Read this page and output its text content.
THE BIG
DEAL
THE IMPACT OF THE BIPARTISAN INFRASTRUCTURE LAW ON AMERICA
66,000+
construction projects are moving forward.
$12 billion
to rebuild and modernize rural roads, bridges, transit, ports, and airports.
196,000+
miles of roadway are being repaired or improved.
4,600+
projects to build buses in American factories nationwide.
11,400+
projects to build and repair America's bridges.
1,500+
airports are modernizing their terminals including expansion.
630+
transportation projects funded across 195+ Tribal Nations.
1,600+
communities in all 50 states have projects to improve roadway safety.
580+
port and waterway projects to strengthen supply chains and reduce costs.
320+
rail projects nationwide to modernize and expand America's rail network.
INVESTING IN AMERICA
+ + + + + + +
SET TASK:
Return every record above exactly as it appears.

RESPONSE:
Read this page and output its text content.
THE BIG
DEAL
THE IMPACT OF THE BIPARTISAN INFRASTRUCTURE LAW ON AMERICA
66,000+
construction projects are moving forward.
$12 billion
to rebuild and modernize rural roads, bridges, transit, ports, and airports.
196,000+
miles of roadway are being repaired or improved.
4,600+
projects to build buses in American factories nationwide.
11,400+
projects to build and repair America's bridges.
1,500+
airports are modernizing their terminals including expansion.
630+
transportation projects funded across 195+ Tribal Nations.
1,600+
communities in all 50 states have projects to improve roadway safety.
580+
port and waterway projects to strengthen supply chains and reduce costs.
320+
rail projects nationwide to modernize and expand America's rail network.
INVESTING IN AMERICA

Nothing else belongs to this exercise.